**WHAT THE EXERCISE ASKS:**
For every line in the records that has the word "structured", make a copy.
#### SUPPLIED MATERIAL ####
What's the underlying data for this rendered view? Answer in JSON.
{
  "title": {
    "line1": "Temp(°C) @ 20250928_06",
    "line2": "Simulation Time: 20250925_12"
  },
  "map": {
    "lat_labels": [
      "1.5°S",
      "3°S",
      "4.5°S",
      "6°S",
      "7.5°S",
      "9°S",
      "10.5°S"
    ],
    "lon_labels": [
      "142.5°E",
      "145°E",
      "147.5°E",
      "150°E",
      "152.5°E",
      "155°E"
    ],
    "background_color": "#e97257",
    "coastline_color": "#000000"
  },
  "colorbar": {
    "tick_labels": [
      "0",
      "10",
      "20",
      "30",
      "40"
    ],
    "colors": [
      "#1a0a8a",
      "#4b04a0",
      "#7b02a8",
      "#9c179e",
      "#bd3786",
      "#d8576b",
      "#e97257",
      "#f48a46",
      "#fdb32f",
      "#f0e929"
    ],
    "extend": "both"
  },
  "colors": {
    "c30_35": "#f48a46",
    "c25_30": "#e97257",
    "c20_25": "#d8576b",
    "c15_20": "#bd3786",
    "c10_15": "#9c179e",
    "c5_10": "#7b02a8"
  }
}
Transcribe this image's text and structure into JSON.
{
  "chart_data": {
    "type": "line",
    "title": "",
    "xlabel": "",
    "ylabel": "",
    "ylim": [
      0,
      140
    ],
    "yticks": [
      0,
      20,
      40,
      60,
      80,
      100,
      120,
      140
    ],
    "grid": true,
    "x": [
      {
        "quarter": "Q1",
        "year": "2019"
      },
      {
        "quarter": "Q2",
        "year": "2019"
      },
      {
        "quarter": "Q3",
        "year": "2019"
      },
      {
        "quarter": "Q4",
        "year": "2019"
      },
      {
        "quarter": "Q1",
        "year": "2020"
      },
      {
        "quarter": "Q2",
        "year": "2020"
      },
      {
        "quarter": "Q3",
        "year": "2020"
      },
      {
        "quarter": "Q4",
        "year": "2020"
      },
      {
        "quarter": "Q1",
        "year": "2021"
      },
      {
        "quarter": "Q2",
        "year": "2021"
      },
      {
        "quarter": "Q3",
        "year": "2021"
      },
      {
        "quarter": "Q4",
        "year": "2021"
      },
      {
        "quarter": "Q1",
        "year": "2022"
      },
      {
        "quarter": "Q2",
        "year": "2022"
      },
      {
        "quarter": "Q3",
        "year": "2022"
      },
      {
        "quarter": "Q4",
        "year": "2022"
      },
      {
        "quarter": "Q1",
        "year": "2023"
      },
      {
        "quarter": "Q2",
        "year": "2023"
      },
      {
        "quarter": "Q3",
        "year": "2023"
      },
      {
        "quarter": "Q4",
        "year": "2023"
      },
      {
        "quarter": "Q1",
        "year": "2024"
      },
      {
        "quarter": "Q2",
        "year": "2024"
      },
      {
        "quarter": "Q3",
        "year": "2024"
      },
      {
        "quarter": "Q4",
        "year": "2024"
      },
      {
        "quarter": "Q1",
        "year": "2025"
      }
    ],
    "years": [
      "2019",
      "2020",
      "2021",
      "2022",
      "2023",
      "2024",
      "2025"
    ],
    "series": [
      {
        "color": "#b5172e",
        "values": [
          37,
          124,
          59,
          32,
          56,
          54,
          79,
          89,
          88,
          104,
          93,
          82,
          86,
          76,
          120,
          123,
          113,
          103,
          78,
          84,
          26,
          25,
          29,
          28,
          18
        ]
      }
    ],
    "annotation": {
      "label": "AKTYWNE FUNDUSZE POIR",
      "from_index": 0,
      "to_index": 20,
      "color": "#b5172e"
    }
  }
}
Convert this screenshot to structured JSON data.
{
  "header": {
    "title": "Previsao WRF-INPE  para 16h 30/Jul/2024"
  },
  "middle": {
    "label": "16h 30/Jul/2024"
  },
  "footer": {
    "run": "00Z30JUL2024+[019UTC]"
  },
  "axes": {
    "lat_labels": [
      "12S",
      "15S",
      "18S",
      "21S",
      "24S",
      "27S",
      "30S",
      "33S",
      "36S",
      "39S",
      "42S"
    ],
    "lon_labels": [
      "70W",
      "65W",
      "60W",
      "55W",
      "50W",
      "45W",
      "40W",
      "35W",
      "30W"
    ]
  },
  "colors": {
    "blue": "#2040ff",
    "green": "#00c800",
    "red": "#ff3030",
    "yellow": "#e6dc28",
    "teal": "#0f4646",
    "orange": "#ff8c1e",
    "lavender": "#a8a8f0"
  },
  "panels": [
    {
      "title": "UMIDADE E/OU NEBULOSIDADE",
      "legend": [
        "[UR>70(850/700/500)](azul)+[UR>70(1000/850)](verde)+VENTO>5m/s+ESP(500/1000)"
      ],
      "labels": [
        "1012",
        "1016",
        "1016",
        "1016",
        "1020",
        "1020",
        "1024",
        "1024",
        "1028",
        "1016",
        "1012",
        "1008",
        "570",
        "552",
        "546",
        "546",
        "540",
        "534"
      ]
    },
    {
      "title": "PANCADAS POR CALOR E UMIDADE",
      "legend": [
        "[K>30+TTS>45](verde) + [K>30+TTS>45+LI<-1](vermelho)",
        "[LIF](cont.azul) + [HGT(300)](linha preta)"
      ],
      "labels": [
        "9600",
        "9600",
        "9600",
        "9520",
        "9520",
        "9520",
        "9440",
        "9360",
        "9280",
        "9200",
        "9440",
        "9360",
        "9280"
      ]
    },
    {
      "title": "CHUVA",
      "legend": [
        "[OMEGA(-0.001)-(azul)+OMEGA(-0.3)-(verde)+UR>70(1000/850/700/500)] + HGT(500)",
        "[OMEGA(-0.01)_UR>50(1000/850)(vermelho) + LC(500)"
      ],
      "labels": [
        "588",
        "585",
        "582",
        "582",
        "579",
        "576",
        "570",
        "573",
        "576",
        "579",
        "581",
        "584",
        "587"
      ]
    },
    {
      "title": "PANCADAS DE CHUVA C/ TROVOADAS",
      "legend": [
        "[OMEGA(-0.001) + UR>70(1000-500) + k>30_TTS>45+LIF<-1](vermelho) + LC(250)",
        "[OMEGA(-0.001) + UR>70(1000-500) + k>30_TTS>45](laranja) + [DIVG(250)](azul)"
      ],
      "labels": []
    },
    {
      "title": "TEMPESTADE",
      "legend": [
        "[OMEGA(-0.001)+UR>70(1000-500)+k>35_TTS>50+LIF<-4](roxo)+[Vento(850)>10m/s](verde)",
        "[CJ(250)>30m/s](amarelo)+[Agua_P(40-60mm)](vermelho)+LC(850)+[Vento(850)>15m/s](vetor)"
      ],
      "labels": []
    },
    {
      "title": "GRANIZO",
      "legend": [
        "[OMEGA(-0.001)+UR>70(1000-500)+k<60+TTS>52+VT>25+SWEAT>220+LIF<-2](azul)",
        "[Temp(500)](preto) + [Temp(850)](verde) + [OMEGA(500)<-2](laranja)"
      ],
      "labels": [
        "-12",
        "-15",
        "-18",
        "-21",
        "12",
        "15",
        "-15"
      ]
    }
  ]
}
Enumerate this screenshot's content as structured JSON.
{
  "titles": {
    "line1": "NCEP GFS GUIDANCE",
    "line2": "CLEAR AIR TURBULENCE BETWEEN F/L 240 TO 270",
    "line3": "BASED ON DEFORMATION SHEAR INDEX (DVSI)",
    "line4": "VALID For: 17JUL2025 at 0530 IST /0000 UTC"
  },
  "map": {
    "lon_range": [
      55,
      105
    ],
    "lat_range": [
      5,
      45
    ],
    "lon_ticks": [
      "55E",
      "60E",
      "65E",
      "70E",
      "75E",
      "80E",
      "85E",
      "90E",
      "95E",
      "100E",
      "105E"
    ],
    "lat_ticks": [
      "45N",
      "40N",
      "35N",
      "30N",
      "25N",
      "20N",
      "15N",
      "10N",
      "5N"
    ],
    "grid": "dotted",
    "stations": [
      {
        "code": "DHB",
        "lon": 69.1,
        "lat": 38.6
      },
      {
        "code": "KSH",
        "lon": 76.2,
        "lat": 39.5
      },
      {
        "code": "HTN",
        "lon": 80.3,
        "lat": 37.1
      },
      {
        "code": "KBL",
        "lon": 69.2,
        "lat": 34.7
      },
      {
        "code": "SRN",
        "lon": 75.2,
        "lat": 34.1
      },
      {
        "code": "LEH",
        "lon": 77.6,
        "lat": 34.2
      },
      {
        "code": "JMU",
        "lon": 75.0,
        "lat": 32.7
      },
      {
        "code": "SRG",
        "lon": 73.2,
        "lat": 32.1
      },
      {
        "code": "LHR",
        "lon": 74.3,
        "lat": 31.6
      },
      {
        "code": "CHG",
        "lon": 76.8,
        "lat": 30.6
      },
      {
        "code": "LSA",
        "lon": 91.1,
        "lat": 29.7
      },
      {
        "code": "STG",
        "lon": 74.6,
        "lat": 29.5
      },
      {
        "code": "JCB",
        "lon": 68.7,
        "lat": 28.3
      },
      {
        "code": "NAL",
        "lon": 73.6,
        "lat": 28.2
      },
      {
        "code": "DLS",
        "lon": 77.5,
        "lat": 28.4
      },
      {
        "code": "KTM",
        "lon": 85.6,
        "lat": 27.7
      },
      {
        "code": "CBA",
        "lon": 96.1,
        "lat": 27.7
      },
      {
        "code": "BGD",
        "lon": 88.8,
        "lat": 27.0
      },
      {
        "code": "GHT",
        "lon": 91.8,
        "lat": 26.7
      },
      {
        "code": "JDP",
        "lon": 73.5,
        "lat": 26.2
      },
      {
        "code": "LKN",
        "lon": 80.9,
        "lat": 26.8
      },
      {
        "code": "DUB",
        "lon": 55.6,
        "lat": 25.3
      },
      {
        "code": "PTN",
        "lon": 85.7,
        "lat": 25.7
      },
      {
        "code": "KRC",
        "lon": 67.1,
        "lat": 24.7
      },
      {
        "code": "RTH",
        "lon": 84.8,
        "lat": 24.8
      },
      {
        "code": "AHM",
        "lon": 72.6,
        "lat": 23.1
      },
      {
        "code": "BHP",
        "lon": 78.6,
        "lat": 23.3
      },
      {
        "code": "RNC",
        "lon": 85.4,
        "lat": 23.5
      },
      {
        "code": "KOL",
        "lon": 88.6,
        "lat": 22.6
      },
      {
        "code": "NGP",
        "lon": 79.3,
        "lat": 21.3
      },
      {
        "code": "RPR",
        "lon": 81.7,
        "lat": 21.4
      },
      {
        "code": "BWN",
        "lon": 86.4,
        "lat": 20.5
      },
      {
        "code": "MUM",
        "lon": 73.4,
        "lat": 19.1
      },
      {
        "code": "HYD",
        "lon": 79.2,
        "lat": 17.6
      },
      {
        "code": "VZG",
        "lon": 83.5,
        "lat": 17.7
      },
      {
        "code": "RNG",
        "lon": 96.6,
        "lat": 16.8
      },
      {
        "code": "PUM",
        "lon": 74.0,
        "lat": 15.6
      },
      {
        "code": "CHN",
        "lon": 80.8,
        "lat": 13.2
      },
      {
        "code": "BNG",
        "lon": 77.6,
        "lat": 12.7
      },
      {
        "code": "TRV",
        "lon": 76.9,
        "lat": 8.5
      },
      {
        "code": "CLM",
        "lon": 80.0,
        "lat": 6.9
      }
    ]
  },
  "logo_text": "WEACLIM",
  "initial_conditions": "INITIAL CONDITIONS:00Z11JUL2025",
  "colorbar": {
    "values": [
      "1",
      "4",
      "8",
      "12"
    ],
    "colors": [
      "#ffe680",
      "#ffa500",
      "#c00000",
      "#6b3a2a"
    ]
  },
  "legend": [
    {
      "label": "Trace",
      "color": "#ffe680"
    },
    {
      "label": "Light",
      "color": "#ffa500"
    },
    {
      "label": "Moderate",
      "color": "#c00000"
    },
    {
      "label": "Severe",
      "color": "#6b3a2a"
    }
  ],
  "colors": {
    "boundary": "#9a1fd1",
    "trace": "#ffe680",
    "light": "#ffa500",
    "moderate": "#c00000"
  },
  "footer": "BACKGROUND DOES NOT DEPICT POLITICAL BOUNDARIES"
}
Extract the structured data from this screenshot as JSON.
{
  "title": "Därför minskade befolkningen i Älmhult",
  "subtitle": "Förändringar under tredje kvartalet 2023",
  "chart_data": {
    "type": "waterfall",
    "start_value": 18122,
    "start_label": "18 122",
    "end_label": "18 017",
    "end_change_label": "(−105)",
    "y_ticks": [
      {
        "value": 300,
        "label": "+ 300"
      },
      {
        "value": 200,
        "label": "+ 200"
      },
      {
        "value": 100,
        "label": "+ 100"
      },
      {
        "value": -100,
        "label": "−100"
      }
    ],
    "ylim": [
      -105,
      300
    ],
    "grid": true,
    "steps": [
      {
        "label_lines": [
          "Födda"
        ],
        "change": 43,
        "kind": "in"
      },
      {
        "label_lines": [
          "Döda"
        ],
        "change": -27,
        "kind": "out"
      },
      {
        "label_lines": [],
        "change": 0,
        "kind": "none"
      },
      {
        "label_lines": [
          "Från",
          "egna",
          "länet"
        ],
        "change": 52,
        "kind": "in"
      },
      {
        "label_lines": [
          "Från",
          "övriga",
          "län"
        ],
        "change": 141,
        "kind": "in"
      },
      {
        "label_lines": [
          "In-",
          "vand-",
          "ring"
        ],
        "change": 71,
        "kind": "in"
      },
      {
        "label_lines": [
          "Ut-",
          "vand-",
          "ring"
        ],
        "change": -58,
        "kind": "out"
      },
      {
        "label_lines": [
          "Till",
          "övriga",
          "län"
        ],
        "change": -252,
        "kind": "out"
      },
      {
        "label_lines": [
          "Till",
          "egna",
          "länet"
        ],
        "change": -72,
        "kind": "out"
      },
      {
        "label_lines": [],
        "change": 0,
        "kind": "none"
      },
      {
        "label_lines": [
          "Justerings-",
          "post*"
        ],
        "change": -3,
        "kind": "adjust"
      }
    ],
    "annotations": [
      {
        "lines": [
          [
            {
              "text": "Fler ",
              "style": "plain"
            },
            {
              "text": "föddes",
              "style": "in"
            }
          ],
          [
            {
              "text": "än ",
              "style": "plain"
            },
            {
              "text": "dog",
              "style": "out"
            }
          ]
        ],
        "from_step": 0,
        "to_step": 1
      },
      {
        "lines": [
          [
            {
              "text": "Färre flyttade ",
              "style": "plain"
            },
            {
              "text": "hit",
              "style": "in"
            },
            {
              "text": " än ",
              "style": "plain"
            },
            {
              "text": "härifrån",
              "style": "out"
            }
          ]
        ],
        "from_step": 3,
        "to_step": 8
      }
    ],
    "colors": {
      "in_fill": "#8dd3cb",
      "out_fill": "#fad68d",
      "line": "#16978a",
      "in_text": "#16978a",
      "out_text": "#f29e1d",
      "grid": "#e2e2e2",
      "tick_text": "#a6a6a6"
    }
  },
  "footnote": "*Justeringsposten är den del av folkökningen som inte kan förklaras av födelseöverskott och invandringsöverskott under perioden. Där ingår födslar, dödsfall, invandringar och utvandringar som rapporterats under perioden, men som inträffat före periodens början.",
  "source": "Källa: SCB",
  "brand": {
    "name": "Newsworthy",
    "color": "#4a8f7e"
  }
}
####
**IN RESPONSE:**
Convert this screenshot to structured JSON data.
Enumerate this screenshot's content as structured JSON.
Extract the structured data from this screenshot as JSON.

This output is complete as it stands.